=== Task to complete ===
In the data below, find every line with the string "GARDENS" and pull it out.
(begin)
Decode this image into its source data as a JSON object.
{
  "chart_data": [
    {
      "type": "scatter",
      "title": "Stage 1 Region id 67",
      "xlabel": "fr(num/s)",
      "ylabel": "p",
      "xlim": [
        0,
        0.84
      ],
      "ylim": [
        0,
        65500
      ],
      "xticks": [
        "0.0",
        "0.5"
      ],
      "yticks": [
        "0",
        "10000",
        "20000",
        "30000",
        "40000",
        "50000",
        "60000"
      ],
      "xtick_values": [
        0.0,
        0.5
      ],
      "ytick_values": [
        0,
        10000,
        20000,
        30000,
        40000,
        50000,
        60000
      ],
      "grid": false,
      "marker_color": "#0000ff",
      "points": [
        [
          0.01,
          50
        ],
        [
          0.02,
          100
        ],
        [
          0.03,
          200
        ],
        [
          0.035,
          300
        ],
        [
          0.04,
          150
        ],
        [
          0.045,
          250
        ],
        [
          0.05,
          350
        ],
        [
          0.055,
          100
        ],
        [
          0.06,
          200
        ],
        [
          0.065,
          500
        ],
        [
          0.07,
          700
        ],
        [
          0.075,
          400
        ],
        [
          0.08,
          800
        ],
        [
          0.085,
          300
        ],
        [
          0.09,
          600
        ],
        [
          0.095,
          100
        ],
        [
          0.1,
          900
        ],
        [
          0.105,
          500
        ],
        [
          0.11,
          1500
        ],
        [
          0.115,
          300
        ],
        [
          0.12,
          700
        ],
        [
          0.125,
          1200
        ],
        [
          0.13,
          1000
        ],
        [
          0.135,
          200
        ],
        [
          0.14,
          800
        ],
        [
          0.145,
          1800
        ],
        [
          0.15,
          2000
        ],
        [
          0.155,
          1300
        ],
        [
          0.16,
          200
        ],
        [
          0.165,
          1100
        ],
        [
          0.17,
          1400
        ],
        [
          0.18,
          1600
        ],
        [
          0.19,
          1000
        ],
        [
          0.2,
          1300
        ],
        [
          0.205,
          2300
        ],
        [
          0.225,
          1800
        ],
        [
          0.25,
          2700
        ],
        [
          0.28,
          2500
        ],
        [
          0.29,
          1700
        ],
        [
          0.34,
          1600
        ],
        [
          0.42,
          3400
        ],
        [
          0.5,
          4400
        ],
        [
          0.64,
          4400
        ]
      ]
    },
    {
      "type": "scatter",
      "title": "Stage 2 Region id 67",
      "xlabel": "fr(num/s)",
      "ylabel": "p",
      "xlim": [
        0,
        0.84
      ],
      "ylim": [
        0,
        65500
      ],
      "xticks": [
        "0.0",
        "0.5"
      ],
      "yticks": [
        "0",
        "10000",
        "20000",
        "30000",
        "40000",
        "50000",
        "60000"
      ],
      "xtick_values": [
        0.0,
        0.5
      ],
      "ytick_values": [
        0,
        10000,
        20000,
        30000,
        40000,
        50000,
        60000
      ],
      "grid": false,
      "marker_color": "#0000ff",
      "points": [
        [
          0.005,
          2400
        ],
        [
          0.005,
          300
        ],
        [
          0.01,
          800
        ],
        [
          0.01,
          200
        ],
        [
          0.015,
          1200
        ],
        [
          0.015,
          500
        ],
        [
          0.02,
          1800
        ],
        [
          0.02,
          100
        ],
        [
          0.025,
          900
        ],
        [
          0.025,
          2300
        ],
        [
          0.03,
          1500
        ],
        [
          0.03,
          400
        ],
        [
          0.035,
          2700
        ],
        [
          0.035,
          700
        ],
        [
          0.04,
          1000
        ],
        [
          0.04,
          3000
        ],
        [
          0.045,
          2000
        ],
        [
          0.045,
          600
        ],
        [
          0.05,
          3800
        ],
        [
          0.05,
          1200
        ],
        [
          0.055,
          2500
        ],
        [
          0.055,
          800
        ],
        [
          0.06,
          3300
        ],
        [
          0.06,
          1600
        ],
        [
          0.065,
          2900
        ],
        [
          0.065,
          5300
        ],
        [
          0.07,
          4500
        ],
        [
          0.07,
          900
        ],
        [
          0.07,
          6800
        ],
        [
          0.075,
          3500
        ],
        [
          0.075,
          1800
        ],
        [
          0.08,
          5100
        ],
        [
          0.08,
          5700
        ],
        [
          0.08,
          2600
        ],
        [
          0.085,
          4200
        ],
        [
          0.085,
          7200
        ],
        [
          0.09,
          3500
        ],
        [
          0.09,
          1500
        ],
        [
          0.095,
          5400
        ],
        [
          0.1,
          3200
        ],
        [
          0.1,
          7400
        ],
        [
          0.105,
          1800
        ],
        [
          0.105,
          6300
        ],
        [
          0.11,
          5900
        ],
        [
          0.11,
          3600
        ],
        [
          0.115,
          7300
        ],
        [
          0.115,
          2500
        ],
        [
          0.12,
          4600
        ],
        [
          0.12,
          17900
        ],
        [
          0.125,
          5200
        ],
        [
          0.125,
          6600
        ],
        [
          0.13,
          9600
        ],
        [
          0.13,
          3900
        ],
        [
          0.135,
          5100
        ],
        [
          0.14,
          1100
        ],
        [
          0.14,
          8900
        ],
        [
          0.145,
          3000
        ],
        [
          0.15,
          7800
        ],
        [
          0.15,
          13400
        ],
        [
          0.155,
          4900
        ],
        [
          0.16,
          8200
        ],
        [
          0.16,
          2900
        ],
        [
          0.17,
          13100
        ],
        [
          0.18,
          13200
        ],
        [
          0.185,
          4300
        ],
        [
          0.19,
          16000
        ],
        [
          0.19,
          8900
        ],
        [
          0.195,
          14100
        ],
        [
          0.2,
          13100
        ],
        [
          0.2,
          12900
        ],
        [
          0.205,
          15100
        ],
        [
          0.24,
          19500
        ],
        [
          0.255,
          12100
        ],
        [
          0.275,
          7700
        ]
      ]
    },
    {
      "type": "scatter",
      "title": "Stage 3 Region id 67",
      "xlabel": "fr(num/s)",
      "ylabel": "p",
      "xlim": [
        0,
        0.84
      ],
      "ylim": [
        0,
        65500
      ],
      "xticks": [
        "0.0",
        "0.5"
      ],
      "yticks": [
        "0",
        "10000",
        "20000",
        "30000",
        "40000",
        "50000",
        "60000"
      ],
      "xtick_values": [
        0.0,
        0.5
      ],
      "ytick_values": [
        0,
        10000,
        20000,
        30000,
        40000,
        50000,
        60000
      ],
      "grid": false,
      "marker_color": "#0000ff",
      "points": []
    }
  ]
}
(end)
(begin)
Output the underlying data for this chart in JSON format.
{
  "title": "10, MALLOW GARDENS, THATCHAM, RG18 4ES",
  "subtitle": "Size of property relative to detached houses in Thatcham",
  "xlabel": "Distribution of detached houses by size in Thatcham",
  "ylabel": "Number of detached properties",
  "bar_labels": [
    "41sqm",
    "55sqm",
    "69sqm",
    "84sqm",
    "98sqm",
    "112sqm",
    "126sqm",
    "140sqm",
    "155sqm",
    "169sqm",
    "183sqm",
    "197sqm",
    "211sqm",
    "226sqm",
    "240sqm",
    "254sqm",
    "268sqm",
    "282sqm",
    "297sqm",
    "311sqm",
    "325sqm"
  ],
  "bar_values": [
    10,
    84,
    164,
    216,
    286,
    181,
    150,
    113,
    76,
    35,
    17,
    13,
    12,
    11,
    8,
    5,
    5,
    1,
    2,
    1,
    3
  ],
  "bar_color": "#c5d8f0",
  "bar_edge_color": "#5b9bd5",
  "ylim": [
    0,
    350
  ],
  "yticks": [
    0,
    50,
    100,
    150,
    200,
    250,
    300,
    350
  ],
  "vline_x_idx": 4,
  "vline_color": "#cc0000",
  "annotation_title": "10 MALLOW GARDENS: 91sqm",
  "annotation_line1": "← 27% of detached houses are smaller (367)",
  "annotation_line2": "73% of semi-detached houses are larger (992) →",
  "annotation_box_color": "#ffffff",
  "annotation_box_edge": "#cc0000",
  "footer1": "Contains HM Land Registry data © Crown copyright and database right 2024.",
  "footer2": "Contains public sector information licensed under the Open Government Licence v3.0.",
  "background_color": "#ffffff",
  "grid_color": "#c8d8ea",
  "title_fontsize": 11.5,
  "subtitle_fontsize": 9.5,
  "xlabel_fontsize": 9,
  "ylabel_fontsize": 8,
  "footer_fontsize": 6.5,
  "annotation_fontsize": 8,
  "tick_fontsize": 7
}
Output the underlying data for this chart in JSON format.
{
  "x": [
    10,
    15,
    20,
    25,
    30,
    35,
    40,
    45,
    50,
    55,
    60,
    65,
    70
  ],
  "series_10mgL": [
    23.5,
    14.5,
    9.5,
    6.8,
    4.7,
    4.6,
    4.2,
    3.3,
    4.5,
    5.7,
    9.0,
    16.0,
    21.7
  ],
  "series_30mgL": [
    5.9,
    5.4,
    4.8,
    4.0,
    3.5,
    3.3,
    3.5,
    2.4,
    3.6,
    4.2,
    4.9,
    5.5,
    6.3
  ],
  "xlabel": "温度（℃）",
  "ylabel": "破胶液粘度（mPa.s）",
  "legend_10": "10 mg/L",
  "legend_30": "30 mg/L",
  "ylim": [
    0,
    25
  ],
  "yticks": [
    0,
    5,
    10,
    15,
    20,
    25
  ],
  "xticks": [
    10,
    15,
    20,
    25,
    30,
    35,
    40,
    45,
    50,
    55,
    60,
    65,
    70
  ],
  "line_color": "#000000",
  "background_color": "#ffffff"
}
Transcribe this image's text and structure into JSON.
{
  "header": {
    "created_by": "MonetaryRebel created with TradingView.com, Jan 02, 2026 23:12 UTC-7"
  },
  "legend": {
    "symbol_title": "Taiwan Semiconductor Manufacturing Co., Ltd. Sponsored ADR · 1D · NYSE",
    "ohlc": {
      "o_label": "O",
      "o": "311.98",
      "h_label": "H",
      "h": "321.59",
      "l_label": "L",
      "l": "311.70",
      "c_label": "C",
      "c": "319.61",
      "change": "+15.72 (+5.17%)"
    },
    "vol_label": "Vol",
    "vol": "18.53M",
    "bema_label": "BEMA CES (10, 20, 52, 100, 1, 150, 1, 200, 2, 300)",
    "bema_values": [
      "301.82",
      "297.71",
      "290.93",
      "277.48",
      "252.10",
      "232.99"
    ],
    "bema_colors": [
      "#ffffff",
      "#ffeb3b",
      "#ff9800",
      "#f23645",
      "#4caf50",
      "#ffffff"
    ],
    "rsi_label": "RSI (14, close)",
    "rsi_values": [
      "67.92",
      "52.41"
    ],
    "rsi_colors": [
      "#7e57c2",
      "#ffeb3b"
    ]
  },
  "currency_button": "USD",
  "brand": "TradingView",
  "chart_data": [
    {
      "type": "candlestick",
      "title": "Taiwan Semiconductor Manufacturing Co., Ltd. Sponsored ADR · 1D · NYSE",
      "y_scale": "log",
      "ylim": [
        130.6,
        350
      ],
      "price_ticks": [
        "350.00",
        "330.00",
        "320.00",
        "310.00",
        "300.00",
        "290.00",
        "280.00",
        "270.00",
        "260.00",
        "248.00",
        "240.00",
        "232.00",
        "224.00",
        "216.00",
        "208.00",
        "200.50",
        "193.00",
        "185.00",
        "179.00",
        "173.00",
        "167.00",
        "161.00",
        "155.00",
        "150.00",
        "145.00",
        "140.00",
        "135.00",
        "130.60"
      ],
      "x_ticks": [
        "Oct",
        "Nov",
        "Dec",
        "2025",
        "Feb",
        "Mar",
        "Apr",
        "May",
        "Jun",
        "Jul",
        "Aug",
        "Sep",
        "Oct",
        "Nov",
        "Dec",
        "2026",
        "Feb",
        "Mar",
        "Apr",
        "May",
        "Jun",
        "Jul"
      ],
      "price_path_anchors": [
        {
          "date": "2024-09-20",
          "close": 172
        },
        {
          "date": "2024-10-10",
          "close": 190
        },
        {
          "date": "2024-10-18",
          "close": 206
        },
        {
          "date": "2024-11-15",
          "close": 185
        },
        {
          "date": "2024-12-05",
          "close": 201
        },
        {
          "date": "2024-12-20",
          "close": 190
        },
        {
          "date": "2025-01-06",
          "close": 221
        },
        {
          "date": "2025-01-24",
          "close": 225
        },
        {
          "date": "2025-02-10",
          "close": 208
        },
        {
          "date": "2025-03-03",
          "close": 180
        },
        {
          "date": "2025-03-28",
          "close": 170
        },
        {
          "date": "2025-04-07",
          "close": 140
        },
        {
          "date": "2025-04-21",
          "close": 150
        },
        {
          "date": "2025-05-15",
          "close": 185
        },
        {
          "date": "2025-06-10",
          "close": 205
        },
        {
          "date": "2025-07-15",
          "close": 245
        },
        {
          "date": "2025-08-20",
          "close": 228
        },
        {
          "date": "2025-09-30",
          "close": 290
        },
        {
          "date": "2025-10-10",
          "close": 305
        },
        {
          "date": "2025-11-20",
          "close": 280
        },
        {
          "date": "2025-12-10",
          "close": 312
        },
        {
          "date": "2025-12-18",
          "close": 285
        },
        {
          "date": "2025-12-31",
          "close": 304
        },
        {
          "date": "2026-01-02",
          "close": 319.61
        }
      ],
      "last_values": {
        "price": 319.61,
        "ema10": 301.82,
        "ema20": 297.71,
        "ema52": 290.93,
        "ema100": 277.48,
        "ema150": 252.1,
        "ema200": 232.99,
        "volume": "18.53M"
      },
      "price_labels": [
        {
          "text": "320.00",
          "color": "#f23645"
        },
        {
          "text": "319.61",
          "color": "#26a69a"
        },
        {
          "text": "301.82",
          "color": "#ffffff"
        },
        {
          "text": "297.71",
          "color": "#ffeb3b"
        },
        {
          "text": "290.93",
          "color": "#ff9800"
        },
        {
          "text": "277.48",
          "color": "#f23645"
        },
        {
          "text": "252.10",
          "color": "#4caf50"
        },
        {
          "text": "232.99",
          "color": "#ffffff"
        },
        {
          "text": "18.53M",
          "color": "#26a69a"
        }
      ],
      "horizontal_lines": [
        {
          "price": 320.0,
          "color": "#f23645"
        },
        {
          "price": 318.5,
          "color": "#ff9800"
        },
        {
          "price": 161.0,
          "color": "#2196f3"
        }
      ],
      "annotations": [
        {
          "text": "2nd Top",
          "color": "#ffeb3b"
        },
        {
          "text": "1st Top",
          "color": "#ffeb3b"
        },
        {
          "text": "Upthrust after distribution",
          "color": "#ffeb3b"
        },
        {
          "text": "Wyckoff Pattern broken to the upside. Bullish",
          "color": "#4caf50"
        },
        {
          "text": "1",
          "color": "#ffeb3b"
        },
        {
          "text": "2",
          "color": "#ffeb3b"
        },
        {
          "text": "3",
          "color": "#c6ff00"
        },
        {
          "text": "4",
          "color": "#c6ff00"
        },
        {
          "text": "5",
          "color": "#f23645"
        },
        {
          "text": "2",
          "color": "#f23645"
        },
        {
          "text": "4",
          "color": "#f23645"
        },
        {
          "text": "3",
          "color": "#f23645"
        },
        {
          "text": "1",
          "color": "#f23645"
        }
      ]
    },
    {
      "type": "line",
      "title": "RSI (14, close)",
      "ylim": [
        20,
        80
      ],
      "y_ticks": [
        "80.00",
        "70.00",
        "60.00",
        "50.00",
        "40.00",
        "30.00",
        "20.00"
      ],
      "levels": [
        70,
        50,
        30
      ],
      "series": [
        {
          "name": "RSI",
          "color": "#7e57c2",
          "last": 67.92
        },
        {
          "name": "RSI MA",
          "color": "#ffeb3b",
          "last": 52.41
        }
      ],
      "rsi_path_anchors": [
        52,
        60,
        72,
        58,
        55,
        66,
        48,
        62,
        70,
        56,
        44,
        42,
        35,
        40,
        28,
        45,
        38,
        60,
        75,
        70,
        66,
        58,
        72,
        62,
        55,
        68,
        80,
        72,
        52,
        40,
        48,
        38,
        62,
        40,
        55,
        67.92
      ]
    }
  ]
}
(end)
(begin)
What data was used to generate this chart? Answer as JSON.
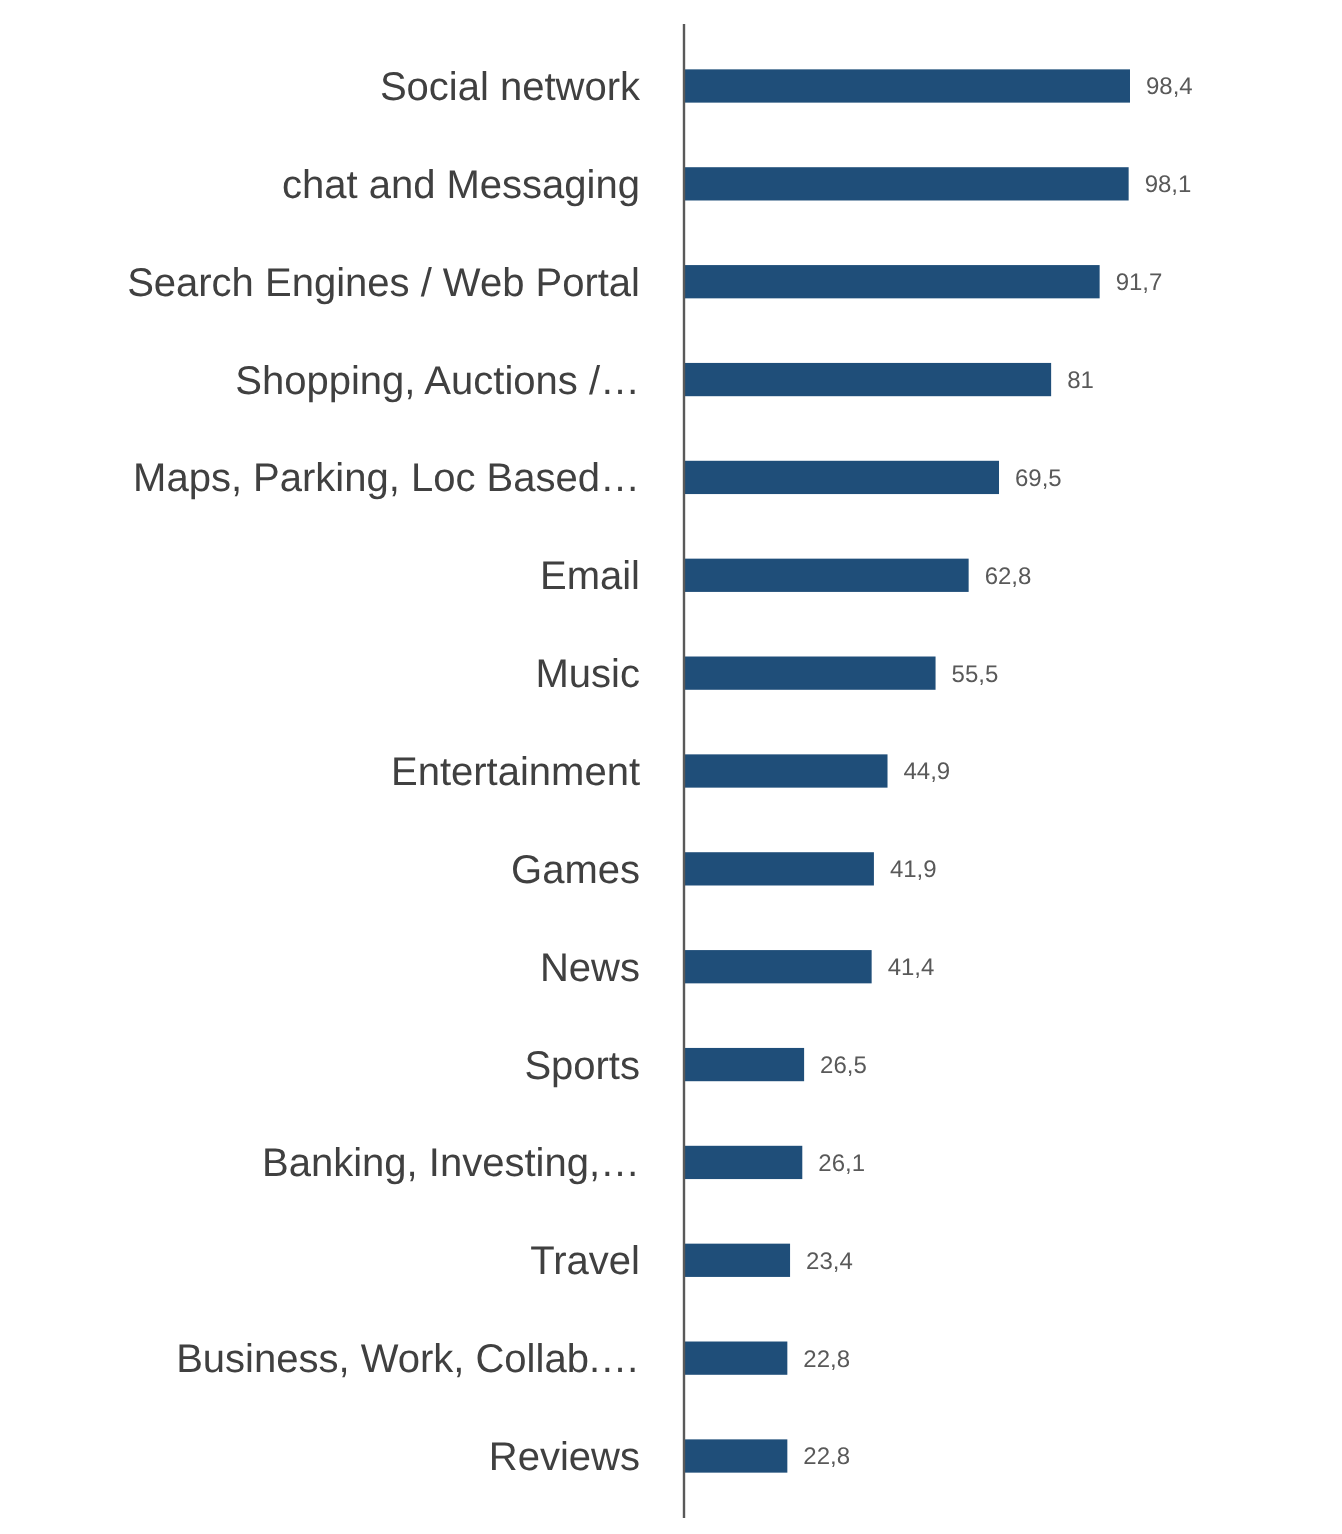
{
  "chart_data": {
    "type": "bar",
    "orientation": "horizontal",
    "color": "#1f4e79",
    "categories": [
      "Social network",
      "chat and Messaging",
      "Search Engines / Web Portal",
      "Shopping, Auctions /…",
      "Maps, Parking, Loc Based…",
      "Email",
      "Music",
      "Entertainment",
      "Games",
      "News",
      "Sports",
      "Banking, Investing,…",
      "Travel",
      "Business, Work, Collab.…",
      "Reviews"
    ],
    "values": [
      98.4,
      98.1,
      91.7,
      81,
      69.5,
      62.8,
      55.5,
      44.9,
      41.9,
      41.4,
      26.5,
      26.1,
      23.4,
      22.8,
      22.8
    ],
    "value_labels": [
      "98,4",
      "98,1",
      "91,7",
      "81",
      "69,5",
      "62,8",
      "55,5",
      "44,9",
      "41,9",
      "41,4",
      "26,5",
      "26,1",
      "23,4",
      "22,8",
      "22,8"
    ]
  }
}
(end)
=== Solution to this exercise ===
  "title": "10, MALLOW GARDENS, THATCHAM, RG18 4ES",
  "annotation_title": "10 MALLOW GARDENS: 91sqm",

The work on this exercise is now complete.